* [Job]: Keep the pictures out of the copy and print all the entries below exactly.

(Source data)
::::::::
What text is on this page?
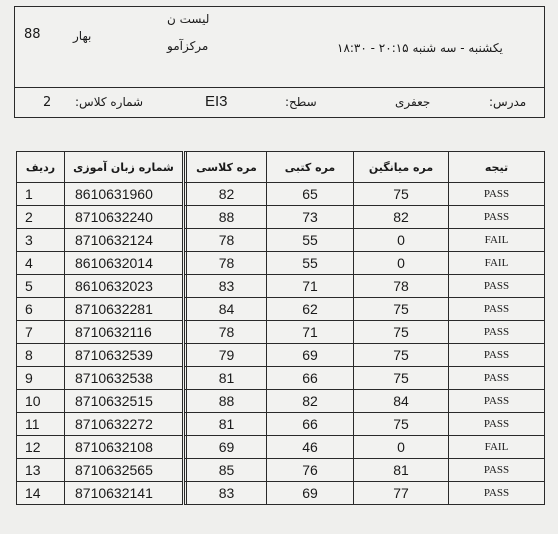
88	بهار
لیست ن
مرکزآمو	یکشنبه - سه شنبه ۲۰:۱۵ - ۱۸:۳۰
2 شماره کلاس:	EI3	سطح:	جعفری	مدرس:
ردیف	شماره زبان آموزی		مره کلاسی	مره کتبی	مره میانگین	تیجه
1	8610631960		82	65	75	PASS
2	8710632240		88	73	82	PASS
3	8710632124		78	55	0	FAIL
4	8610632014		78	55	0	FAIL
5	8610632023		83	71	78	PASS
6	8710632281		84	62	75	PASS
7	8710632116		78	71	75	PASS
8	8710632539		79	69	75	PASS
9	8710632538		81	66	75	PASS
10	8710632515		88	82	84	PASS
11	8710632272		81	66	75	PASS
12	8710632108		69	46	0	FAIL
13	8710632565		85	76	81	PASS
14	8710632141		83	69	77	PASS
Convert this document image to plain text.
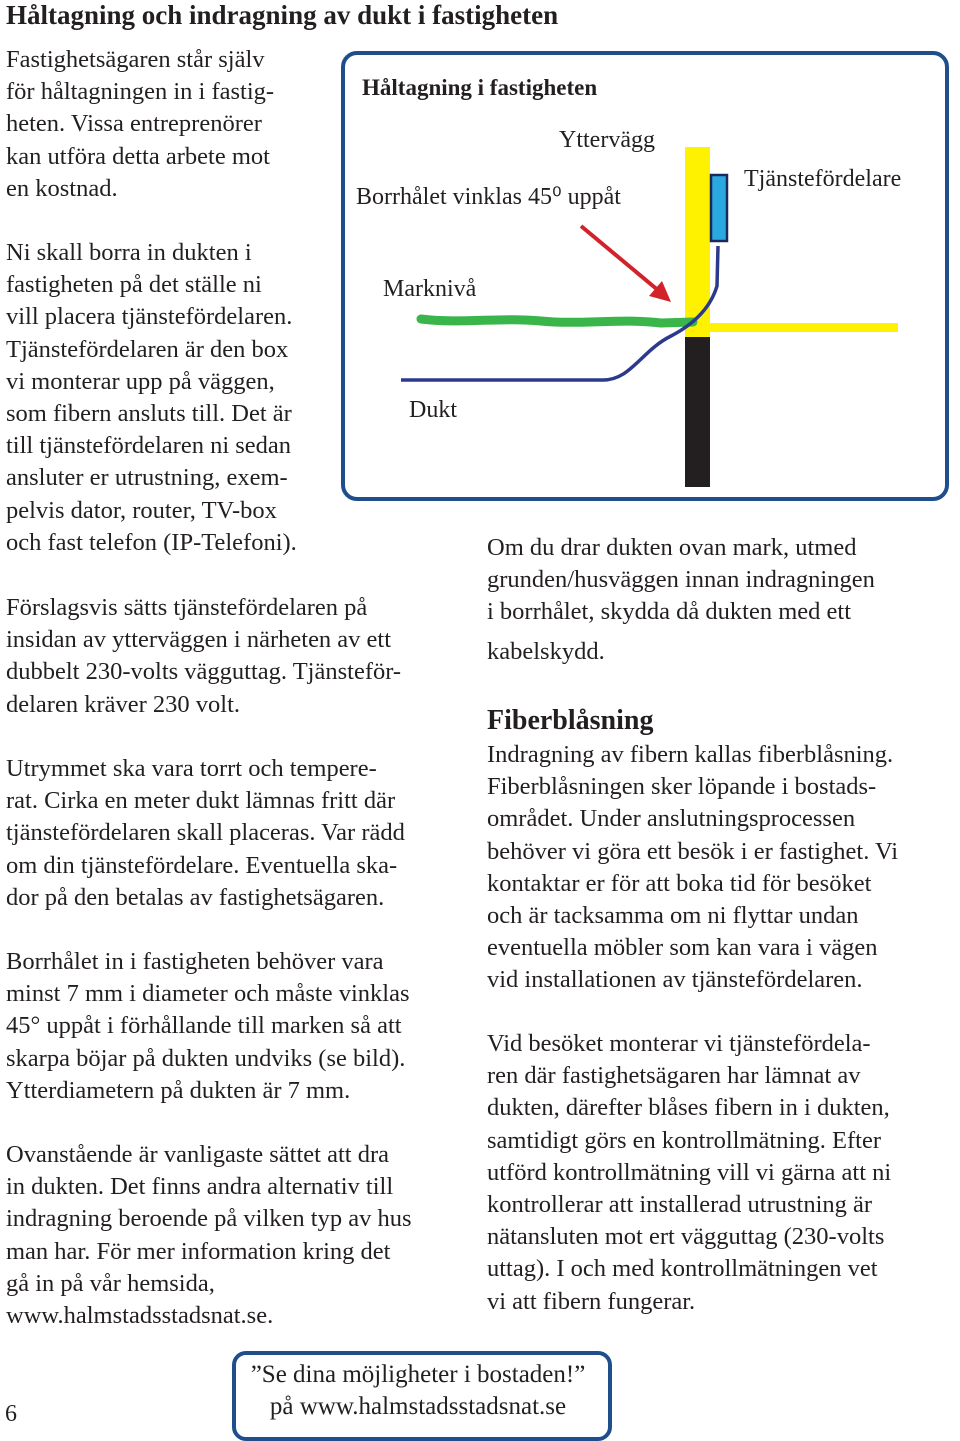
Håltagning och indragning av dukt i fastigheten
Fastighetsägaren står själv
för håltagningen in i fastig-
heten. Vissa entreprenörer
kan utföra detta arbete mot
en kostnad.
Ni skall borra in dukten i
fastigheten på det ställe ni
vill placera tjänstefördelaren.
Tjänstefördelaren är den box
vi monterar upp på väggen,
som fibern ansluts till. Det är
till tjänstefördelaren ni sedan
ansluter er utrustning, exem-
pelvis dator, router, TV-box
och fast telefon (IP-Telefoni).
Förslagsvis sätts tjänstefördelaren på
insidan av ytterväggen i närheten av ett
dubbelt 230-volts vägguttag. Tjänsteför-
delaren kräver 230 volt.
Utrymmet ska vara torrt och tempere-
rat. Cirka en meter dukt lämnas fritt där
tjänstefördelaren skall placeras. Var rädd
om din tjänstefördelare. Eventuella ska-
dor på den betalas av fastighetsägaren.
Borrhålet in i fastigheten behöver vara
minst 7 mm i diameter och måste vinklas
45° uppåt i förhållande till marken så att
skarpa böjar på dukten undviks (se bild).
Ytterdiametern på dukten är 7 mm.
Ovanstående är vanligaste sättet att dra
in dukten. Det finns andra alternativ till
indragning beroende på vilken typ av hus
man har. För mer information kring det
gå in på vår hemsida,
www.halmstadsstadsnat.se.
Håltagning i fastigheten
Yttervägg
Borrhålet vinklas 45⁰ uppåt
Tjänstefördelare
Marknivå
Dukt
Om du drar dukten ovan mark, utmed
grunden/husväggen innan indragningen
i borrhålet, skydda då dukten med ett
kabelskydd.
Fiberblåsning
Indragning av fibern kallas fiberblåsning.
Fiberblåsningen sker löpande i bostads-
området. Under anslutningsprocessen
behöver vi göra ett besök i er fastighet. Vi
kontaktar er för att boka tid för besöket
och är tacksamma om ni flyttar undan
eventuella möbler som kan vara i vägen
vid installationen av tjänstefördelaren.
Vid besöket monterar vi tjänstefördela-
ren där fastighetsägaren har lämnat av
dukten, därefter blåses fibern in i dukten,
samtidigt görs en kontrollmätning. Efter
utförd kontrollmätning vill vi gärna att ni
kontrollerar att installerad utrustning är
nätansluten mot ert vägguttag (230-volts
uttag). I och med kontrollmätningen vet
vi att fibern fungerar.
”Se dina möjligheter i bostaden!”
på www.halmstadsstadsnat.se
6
::::::::
* [The output]:
What text is on this page?
88	بهار
لیست ن
مرکزآمو	یکشنبه - سه شنبه ۲۰:۱۵ - ۱۸:۳۰
2 شماره کلاس:	EI3	سطح:	جعفری	مدرس:
ردیف	شماره زبان آموزی		مره کلاسی	مره کتبی	مره میانگین	تیجه
1	8610631960		82	65	75	PASS
2	8710632240		88	73	82	PASS
3	8710632124		78	55	0	FAIL
4	8610632014		78	55	0	FAIL
5	8610632023		83	71	78	PASS
6	8710632281		84	62	75	PASS
7	8710632116		78	71	75	PASS
8	8710632539		79	69	75	PASS
9	8710632538		81	66	75	PASS
10	8710632515		88	82	84	PASS
11	8710632272		81	66	75	PASS
12	8710632108		69	46	0	FAIL
13	8710632565		85	76	81	PASS
14	8710632141		83	69	77	PASS
Convert this document image to plain text.
Håltagning och indragning av dukt i fastigheten
Fastighetsägaren står själv
för håltagningen in i fastig-
heten. Vissa entreprenörer
kan utföra detta arbete mot
en kostnad.
Ni skall borra in dukten i
fastigheten på det ställe ni
vill placera tjänstefördelaren.
Tjänstefördelaren är den box
vi monterar upp på väggen,
som fibern ansluts till. Det är
till tjänstefördelaren ni sedan
ansluter er utrustning, exem-
pelvis dator, router, TV-box
och fast telefon (IP-Telefoni).
Förslagsvis sätts tjänstefördelaren på
insidan av ytterväggen i närheten av ett
dubbelt 230-volts vägguttag. Tjänsteför-
delaren kräver 230 volt.
Utrymmet ska vara torrt och tempere-
rat. Cirka en meter dukt lämnas fritt där
tjänstefördelaren skall placeras. Var rädd
om din tjänstefördelare. Eventuella ska-
dor på den betalas av fastighetsägaren.
Borrhålet in i fastigheten behöver vara
minst 7 mm i diameter och måste vinklas
45° uppåt i förhållande till marken så att
skarpa böjar på dukten undviks (se bild).
Ytterdiametern på dukten är 7 mm.
Ovanstående är vanligaste sättet att dra
in dukten. Det finns andra alternativ till
indragning beroende på vilken typ av hus
man har. För mer information kring det
gå in på vår hemsida,
www.halmstadsstadsnat.se.
Håltagning i fastigheten
Yttervägg
Borrhålet vinklas 45⁰ uppåt
Tjänstefördelare
Marknivå
Dukt
Om du drar dukten ovan mark, utmed
grunden/husväggen innan indragningen
i borrhålet, skydda då dukten med ett
kabelskydd.
Fiberblåsning
Indragning av fibern kallas fiberblåsning.
Fiberblåsningen sker löpande i bostads-
området. Under anslutningsprocessen
behöver vi göra ett besök i er fastighet. Vi
kontaktar er för att boka tid för besöket
och är tacksamma om ni flyttar undan
eventuella möbler som kan vara i vägen
vid installationen av tjänstefördelaren.
Vid besöket monterar vi tjänstefördela-
ren där fastighetsägaren har lämnat av
dukten, därefter blåses fibern in i dukten,
samtidigt görs en kontrollmätning. Efter
utförd kontrollmätning vill vi gärna att ni
kontrollerar att installerad utrustning är
nätansluten mot ert vägguttag (230-volts
uttag). I och med kontrollmätningen vet
vi att fibern fungerar.
”Se dina möjligheter i bostaden!”
på www.halmstadsstadsnat.se
6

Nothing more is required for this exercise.